** WHAT YOU SHOULD DO **
Write out the records that appear below, verbatim and complete, but without pictures.

** Records contained in a dataset **
>>>>

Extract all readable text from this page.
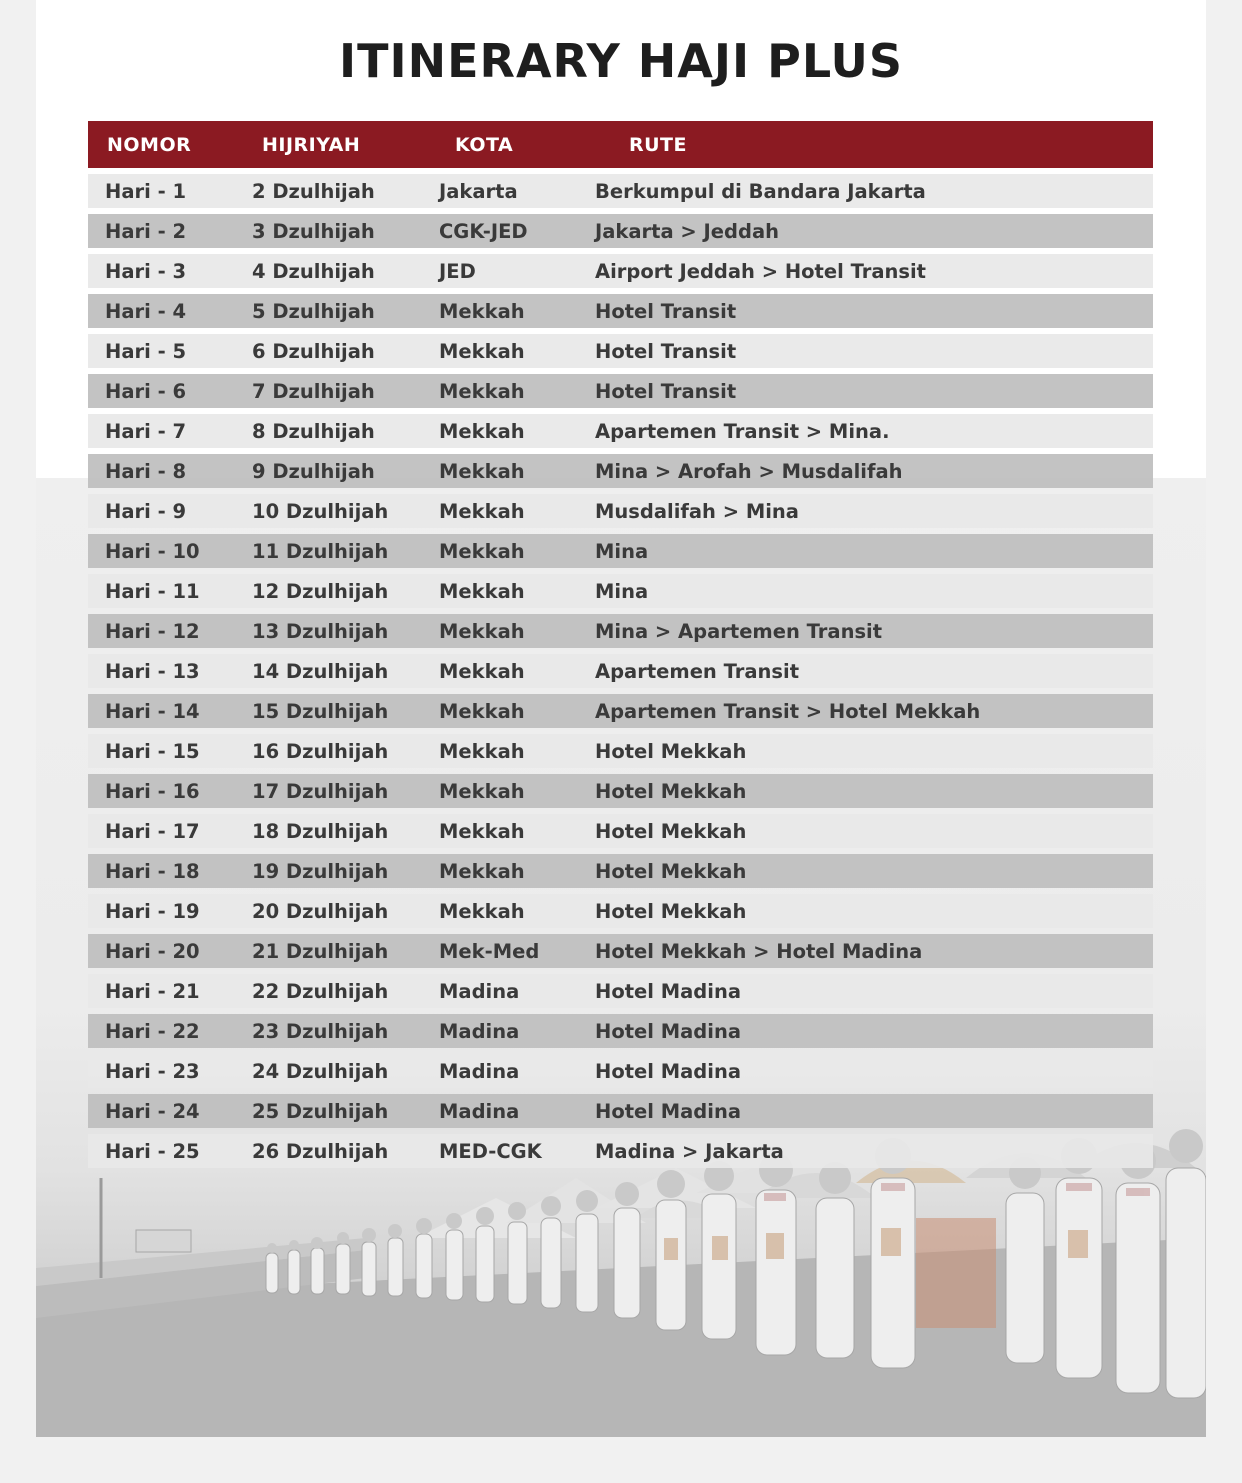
ITINERARY HAJI PLUS
NOMOR	HIJRIYAH	KOTA	RUTE
Hari - 1	2 Dzulhijah	Jakarta	Berkumpul di Bandara Jakarta
Hari - 2	3 Dzulhijah	CGK-JED	Jakarta > Jeddah
Hari - 3	4 Dzulhijah	JED	Airport Jeddah > Hotel Transit
Hari - 4	5 Dzulhijah	Mekkah	Hotel Transit
Hari - 5	6 Dzulhijah	Mekkah	Hotel Transit
Hari - 6	7 Dzulhijah	Mekkah	Hotel Transit
Hari - 7	8 Dzulhijah	Mekkah	Apartemen Transit > Mina.
Hari - 8	9 Dzulhijah	Mekkah	Mina > Arofah > Musdalifah
Hari - 9	10 Dzulhijah	Mekkah	Musdalifah > Mina
Hari - 10	11 Dzulhijah	Mekkah	Mina
Hari - 11	12 Dzulhijah	Mekkah	Mina
Hari - 12	13 Dzulhijah	Mekkah	Mina > Apartemen Transit
Hari - 13	14 Dzulhijah	Mekkah	Apartemen Transit
Hari - 14	15 Dzulhijah	Mekkah	Apartemen Transit > Hotel Mekkah
Hari - 15	16 Dzulhijah	Mekkah	Hotel Mekkah
Hari - 16	17 Dzulhijah	Mekkah	Hotel Mekkah
Hari - 17	18 Dzulhijah	Mekkah	Hotel Mekkah
Hari - 18	19 Dzulhijah	Mekkah	Hotel Mekkah
Hari - 19	20 Dzulhijah	Mekkah	Hotel Mekkah
Hari - 20	21 Dzulhijah	Mek-Med	Hotel Mekkah > Hotel Madina
Hari - 21	22 Dzulhijah	Madina	Hotel Madina
Hari - 22	23 Dzulhijah	Madina	Hotel Madina
Hari - 23	24 Dzulhijah	Madina	Hotel Madina
Hari - 24	25 Dzulhijah	Madina	Hotel Madina
Hari - 25	26 Dzulhijah	MED-CGK	Madina > Jakarta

<<<<

** FINISHED ANSWER **
Extract all readable text from this page.
ITINERARY HAJI PLUS
NOMOR	HIJRIYAH	KOTA	RUTE
Hari - 1	2 Dzulhijah	Jakarta	Berkumpul di Bandara Jakarta
Hari - 2	3 Dzulhijah	CGK-JED	Jakarta > Jeddah
Hari - 3	4 Dzulhijah	JED	Airport Jeddah > Hotel Transit
Hari - 4	5 Dzulhijah	Mekkah	Hotel Transit
Hari - 5	6 Dzulhijah	Mekkah	Hotel Transit
Hari - 6	7 Dzulhijah	Mekkah	Hotel Transit
Hari - 7	8 Dzulhijah	Mekkah	Apartemen Transit > Mina.
Hari - 8	9 Dzulhijah	Mekkah	Mina > Arofah > Musdalifah
Hari - 9	10 Dzulhijah	Mekkah	Musdalifah > Mina
Hari - 10	11 Dzulhijah	Mekkah	Mina
Hari - 11	12 Dzulhijah	Mekkah	Mina
Hari - 12	13 Dzulhijah	Mekkah	Mina > Apartemen Transit
Hari - 13	14 Dzulhijah	Mekkah	Apartemen Transit
Hari - 14	15 Dzulhijah	Mekkah	Apartemen Transit > Hotel Mekkah
Hari - 15	16 Dzulhijah	Mekkah	Hotel Mekkah
Hari - 16	17 Dzulhijah	Mekkah	Hotel Mekkah
Hari - 17	18 Dzulhijah	Mekkah	Hotel Mekkah
Hari - 18	19 Dzulhijah	Mekkah	Hotel Mekkah
Hari - 19	20 Dzulhijah	Mekkah	Hotel Mekkah
Hari - 20	21 Dzulhijah	Mek-Med	Hotel Mekkah > Hotel Madina
Hari - 21	22 Dzulhijah	Madina	Hotel Madina
Hari - 22	23 Dzulhijah	Madina	Hotel Madina
Hari - 23	24 Dzulhijah	Madina	Hotel Madina
Hari - 24	25 Dzulhijah	Madina	Hotel Madina
Hari - 25	26 Dzulhijah	MED-CGK	Madina > Jakarta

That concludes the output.